* _ZIEL_
Entnimm bitte dem Karpfenrezept wörtlich den Abschnitt zwischen „Wasser und Weißwein“ und „in den Kühlschrank.“, beide einschließlich.

═════ AUSGANGSTEXT ═════

# Schönes Rezept für Karpfen



## maila25 (25. September 2005)

*Hallo, habe ein schönes Rezept für die Zubereitung für Karpfen gefunden.*

*Viel Spass und guten Hunger*

*Karpfen in Rotwein-Butter*

*Zutaten:*



800 g Filet vom Karpfen, geschuppt 
Salz und Pfeffer 
1 EL Zitronensaft 
200 g Möhre(n) 
150 g Porree 
200 g Fenchel - Knolle 
1 Bund Dill 
500 ml Wein, rot (z.B. Spätburgunder) 
100 ml Portwein 
200 ml Fond vom Fisch (Glas) 
2 Lorbeerblätter 
2 Gewürznelken 
4 Wacholderbeeren 
1 Zehe/n Knoblauch 
1 TL Pfeffer - Körner, schwarze 
1 TL Senfkörner 
1 EL Zucker 
4 EL Butterschmalz 
200 g Butter, kalte 

*Vorbereitung:*

Karpfen nehmen zusammen mit ihrer Nahrung im und auf dem Schlamm lebende Algen, Blaualgen und Bakterien auf. Diese enthalten die chemischen Substanzen 2-Methylisoborneol und Geosmin, welche den Modergeschmack verursachen. Diese Substanzen lagern sich v.a. im Fett der Tiere ein. Wenn man die Fische einige Tage in sauberem Wasser hältert verlieren sie den Modergeschmack. Schneller geht es aber mit folgender Methode:
Karpfen ausnehmen, entschuppen, entschleimen (eventuell noch Haut und Fett entfernen) und in ca. 3 cm dicke Scheiben schneiden.
Wasser und Weißwein mischen (1:1), 1/2 klein gehackte Zwiebel und eine zerdrückte Knoblauchzehe zugeben und die Fischstücke über Nacht in die Beize einlegen. Die Fischstücke müssen vollständig bedeckt sein. Stelle alles in den Kühlschrank.

═════ ANGEZEIGTES MATERIAL ═════

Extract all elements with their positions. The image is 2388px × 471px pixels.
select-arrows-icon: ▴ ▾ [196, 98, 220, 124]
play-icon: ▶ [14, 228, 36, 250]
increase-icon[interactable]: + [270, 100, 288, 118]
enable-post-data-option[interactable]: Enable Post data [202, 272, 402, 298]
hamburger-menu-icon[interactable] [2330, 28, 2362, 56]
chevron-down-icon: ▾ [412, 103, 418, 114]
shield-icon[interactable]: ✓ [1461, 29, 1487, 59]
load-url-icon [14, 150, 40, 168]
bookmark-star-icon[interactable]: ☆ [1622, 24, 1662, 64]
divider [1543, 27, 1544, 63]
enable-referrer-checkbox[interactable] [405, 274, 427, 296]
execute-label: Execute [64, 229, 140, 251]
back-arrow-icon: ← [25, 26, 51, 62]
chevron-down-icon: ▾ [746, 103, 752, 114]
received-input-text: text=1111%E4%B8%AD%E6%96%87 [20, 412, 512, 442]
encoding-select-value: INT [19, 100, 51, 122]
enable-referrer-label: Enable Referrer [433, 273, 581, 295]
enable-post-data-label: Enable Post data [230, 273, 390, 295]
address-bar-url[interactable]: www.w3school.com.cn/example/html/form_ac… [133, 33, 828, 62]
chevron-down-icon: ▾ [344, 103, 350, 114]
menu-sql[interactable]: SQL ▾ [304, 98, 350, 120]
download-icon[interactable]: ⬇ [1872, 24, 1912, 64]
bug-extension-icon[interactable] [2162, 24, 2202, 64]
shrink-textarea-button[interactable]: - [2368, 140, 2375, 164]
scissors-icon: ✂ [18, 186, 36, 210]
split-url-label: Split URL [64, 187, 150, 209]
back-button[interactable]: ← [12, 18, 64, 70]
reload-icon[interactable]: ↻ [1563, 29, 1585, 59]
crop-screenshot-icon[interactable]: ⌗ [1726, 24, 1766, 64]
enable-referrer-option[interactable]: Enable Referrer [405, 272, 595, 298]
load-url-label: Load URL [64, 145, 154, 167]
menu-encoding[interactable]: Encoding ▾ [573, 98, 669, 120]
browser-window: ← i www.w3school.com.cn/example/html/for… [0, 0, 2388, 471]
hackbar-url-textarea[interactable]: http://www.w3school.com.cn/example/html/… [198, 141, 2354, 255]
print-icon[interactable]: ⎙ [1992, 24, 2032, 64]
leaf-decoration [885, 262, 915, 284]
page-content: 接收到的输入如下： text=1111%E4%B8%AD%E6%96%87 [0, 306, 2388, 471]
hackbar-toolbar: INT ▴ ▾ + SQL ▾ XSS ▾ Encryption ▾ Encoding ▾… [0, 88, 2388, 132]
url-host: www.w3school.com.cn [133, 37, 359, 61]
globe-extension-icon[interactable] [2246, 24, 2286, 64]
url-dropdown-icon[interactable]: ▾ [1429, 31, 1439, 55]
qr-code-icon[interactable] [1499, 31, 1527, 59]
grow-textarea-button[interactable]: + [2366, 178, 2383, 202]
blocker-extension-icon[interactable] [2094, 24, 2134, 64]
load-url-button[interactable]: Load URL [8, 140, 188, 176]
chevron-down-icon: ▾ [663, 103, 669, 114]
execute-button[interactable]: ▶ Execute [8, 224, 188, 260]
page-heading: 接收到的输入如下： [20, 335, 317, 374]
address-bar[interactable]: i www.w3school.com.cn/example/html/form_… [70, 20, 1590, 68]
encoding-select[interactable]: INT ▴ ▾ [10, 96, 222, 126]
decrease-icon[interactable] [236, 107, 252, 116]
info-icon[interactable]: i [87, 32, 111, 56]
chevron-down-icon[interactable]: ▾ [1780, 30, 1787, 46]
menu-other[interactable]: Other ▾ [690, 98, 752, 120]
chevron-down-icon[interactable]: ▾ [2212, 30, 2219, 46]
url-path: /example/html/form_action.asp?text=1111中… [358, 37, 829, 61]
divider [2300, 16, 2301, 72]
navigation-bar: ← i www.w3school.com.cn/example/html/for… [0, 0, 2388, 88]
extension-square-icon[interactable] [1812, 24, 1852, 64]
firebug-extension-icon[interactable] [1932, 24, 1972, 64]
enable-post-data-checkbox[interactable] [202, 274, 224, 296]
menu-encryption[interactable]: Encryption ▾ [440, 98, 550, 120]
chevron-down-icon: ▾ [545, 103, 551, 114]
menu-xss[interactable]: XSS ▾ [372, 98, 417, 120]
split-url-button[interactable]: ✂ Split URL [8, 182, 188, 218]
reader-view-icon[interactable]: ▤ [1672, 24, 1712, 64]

═════
═════ ANGEZEIGTES MATERIAL ═════

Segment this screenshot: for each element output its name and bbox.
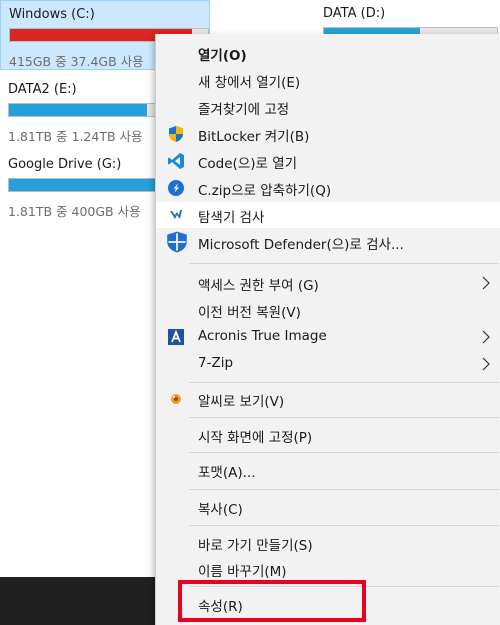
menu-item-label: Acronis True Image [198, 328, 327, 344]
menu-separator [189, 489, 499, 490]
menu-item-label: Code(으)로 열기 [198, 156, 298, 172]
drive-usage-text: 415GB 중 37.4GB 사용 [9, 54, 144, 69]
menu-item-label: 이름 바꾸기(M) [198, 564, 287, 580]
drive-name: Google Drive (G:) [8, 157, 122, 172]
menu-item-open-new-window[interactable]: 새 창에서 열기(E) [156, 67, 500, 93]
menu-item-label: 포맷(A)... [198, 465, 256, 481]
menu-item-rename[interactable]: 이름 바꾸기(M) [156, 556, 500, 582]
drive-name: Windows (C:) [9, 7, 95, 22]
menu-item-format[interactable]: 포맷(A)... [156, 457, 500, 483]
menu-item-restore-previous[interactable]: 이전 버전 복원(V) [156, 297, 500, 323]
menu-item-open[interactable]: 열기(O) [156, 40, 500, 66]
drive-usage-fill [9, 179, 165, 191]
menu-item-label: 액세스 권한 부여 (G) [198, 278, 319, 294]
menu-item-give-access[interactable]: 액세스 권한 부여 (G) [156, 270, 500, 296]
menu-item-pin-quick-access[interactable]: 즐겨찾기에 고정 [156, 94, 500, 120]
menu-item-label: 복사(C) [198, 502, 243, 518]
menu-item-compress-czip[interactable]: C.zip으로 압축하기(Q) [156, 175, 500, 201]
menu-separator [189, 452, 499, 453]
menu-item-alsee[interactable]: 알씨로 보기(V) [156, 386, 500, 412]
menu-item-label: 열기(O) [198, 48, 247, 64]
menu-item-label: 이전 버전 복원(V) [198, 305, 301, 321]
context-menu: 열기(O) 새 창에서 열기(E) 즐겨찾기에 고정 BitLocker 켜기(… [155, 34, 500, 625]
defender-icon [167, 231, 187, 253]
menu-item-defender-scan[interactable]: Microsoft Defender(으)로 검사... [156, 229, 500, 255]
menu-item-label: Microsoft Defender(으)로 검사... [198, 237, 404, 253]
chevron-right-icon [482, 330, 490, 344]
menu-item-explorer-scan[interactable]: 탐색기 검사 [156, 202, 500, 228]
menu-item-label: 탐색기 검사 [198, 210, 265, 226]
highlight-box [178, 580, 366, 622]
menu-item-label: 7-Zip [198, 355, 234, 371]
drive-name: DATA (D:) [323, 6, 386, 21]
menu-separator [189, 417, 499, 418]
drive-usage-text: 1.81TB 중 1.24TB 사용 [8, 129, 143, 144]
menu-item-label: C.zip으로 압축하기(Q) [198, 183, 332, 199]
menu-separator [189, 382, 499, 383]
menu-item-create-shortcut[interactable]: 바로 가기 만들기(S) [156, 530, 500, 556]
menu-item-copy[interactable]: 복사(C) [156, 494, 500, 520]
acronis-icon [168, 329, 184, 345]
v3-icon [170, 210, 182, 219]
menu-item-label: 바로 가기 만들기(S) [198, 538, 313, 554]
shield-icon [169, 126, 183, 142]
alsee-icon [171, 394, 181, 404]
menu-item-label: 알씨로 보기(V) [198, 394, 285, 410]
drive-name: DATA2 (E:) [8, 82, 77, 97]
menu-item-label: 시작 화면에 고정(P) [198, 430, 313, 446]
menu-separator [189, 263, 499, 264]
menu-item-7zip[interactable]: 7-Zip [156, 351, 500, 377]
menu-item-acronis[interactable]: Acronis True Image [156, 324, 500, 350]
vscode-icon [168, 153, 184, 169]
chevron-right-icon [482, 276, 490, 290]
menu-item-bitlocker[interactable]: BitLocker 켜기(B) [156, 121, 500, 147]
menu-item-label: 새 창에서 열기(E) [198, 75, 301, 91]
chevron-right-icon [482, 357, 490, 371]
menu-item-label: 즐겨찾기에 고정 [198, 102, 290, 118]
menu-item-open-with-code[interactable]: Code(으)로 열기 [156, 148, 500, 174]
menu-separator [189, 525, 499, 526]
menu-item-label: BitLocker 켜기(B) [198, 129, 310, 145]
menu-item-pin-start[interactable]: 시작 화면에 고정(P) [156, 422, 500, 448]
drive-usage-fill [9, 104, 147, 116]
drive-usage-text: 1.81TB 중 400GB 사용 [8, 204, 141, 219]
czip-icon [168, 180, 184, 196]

═════
═════ ANGEZEIGTES MATERIAL ═════

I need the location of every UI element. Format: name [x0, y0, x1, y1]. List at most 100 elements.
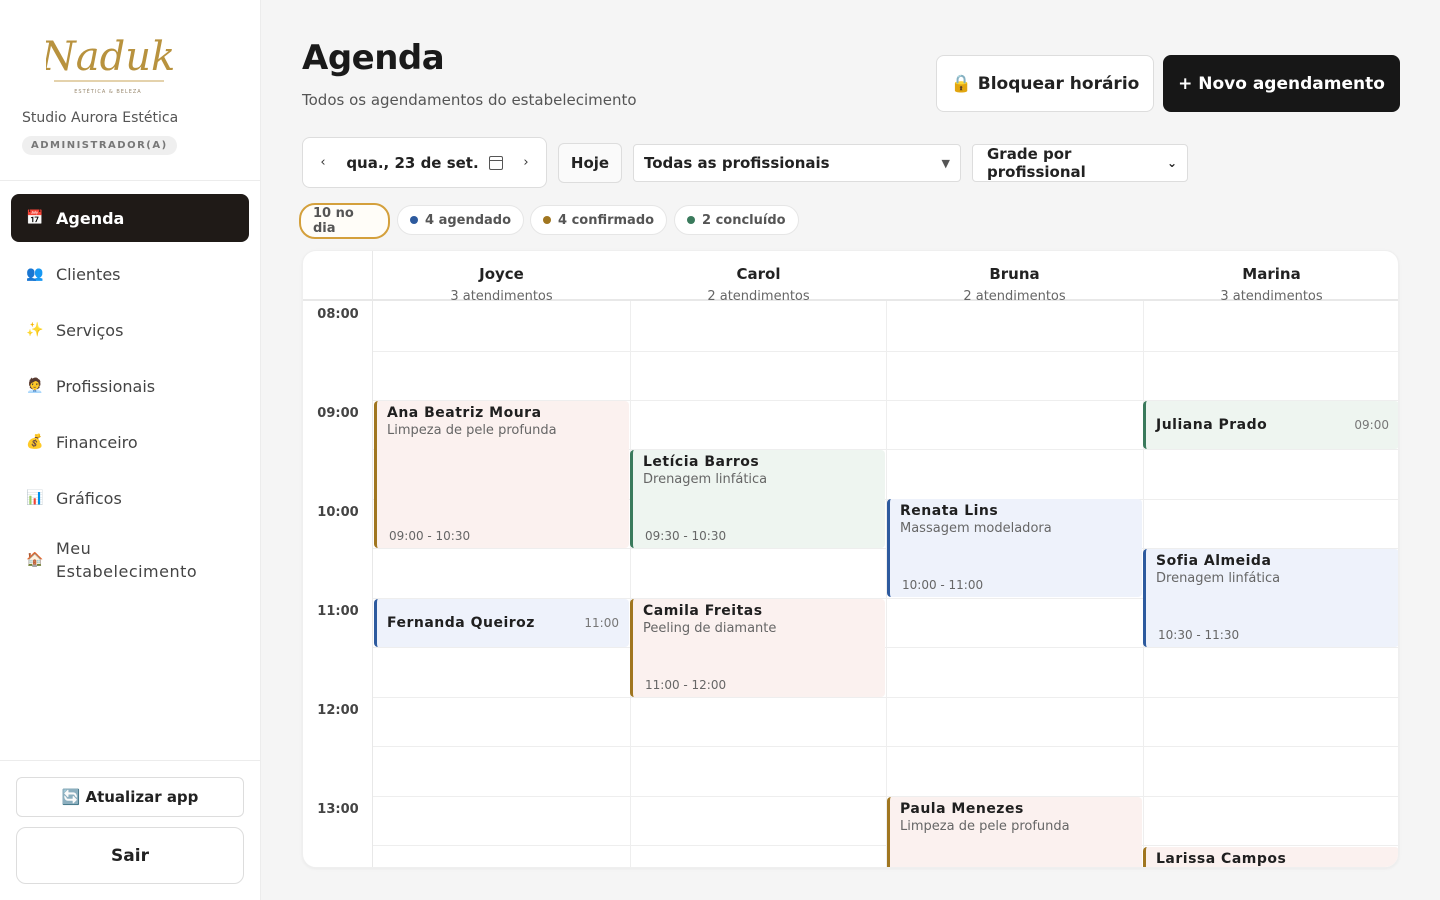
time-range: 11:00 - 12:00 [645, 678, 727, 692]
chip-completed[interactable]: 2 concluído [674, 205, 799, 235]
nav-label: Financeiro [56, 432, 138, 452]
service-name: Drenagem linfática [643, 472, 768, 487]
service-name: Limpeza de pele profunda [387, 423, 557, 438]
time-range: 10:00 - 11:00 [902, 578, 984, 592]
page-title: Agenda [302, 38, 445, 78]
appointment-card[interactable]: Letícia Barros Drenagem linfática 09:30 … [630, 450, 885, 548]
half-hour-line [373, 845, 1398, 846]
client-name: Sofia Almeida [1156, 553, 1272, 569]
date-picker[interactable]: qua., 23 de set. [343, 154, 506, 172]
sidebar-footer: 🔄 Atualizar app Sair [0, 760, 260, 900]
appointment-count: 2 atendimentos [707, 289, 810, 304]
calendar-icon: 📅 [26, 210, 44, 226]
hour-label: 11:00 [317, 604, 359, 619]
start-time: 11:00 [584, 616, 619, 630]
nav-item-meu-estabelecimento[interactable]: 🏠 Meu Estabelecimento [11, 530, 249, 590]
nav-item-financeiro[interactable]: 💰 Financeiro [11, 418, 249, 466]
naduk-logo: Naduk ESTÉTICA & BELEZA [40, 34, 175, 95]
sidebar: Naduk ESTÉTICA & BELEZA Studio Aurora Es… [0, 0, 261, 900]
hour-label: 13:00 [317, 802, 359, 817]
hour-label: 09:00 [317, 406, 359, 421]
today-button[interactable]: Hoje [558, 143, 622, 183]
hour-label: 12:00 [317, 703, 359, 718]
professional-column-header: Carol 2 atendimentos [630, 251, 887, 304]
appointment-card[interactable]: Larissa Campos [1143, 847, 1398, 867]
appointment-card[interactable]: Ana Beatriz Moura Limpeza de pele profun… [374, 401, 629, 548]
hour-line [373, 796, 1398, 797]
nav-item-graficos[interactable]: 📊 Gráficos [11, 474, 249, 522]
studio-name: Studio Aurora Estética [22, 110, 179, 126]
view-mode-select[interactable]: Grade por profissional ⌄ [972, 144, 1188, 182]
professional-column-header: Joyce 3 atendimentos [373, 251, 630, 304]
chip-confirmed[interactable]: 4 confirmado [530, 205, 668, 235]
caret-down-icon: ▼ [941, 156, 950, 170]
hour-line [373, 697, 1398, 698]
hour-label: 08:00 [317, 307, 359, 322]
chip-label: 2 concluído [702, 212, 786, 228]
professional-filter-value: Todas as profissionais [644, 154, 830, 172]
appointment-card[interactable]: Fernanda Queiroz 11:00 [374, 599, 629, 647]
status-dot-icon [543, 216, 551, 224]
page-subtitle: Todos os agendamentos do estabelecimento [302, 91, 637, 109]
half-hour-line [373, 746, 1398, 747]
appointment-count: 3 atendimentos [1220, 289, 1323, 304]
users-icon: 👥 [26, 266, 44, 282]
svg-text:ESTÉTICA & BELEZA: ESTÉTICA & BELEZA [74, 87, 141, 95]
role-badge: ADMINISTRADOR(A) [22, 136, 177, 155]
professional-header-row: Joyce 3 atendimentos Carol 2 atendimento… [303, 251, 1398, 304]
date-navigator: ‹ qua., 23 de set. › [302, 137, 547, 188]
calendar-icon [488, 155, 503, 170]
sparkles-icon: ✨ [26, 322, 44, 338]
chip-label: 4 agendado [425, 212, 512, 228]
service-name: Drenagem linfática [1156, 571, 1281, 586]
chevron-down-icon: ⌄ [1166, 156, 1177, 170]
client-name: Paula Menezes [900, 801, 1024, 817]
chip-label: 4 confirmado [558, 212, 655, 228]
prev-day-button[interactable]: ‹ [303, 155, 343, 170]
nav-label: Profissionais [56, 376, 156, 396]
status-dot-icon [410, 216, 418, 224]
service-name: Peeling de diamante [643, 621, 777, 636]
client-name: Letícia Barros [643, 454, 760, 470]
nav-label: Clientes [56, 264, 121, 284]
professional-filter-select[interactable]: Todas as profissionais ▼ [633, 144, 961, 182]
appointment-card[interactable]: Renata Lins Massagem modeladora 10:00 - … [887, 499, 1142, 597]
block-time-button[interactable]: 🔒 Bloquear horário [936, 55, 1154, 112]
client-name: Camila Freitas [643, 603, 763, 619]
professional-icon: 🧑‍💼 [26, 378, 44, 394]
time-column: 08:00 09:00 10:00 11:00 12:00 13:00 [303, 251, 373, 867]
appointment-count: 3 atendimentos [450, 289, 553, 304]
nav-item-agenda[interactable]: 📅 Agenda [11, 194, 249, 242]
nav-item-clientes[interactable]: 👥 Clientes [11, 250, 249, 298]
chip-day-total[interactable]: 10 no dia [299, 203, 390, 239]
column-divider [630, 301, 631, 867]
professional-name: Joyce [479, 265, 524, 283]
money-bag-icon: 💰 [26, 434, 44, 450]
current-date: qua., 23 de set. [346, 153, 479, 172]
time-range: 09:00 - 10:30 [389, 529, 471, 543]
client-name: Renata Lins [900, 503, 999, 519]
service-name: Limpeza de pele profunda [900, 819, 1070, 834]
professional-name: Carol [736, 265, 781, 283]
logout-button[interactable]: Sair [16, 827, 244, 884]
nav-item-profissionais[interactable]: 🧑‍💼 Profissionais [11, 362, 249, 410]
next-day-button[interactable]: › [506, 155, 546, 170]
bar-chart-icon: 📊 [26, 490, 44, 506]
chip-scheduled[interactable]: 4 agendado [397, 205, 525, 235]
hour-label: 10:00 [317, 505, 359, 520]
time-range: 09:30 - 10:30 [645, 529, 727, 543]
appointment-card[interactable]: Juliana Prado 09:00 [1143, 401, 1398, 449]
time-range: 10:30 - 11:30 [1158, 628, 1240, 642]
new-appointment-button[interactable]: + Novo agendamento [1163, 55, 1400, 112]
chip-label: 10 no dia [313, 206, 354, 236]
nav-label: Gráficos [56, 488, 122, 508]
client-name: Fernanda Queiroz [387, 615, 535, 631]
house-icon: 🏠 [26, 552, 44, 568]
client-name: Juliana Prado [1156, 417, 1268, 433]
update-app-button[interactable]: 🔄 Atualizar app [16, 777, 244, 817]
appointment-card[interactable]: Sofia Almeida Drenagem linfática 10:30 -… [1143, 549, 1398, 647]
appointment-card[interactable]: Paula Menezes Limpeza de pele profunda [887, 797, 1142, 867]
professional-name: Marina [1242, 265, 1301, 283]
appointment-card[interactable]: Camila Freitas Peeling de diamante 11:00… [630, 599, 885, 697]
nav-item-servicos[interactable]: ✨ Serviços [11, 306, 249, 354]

═════

* _LÖSUNG_
Wasser und Weißwein mischen (1:1), 1/2 klein gehackte Zwiebel und eine zerdrückte Knoblauchzehe zugeben und die Fischstücke über Nacht in die Beize einlegen. Die Fischstücke müssen vollständig bedeckt sein. Stelle alles in den Kühlschrank.